*WORK TO BE COMPLETED*
Output the full listing below exactly, without the pictures.

*RECORDS PROVIDED*
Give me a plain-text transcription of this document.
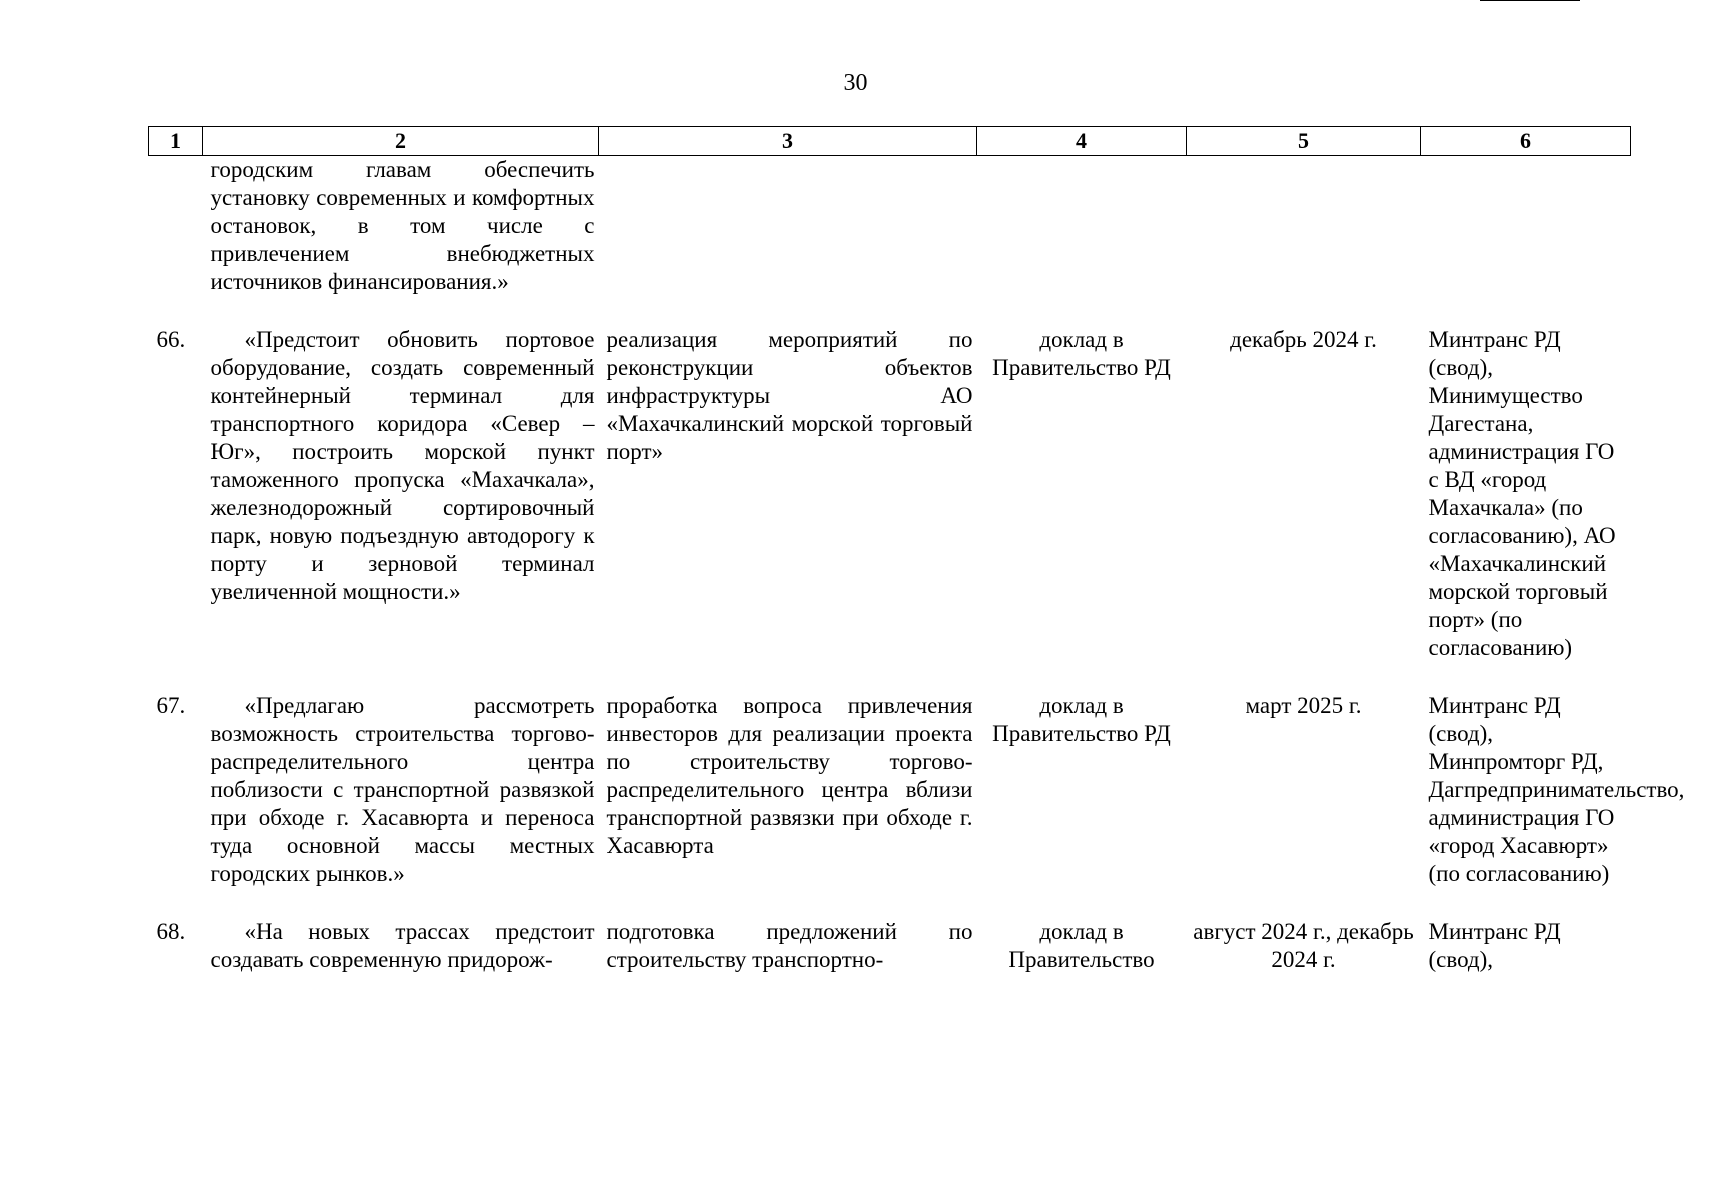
30
1	2	3	4	5	6
	городским главам обеспечить установку современных и комфортных остановок, в том числе с привлечением внебюджетных источников финансирования.»				
66.	«Предстоит обновить портовое оборудование, создать современный контейнерный терминал для транспортного коридора «Север – Юг», построить морской пункт таможенного пропуска «Махачкала», железнодорожный сортировочный парк, новую подъездную автодорогу к порту и зерновой терминал увеличенной мощности.»	реализация мероприятий по реконструкции объектов инфраструктуры АО «Махачкалинский морской торговый порт»	доклад в Правительство РД	декабрь 2024 г.	Минтранс РД (свод), Минимущество Дагестана, администрация ГО с ВД «город Махачкала» (по согласованию), АО «Махачкалинский морской торговый порт» (по согласованию)
67.	«Предлагаю рассмотреть возможность строительства торгово-распределительного центра поблизости с транспортной развязкой при обходе г. Хасавюрта и переноса туда основной массы местных городских рынков.»	проработка вопроса привлечения инвесторов для реализации проекта по строительству торгово-распределительного центра вблизи транспортной развязки при обходе г. Хасавюрта	доклад в Правительство РД	март 2025 г.	Минтранс РД (свод), Минпромторг РД, Дагпредпринимательство, администрация ГО «город Хасавюрт» (по согласованию)
68.	«На новых трассах предстоит создавать современную придорож-	подготовка предложений по строительству транспортно-	доклад в Правительство	август 2024 г., декабрь 2024 г.	Минтранс РД (свод),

*TASK RESPONSE*
Give me a plain-text transcription of this document.
30
1	2	3	4	5	6
	городским главам обеспечить установку современных и комфортных остановок, в том числе с привлечением внебюджетных источников финансирования.»				
66.	«Предстоит обновить портовое оборудование, создать современный контейнерный терминал для транспортного коридора «Север – Юг», построить морской пункт таможенного пропуска «Махачкала», железнодорожный сортировочный парк, новую подъездную автодорогу к порту и зерновой терминал увеличенной мощности.»	реализация мероприятий по реконструкции объектов инфраструктуры АО «Махачкалинский морской торговый порт»	доклад в Правительство РД	декабрь 2024 г.	Минтранс РД (свод), Минимущество Дагестана, администрация ГО с ВД «город Махачкала» (по согласованию), АО «Махачкалинский морской торговый порт» (по согласованию)
67.	«Предлагаю рассмотреть возможность строительства торгово-распределительного центра поблизости с транспортной развязкой при обходе г. Хасавюрта и переноса туда основной массы местных городских рынков.»	проработка вопроса привлечения инвесторов для реализации проекта по строительству торгово-распределительного центра вблизи транспортной развязки при обходе г. Хасавюрта	доклад в Правительство РД	март 2025 г.	Минтранс РД (свод), Минпромторг РД, Дагпредпринимательство, администрация ГО «город Хасавюрт» (по согласованию)
68.	«На новых трассах предстоит создавать современную придорож-	подготовка предложений по строительству транспортно-	доклад в Правительство	август 2024 г., декабрь 2024 г.	Минтранс РД (свод),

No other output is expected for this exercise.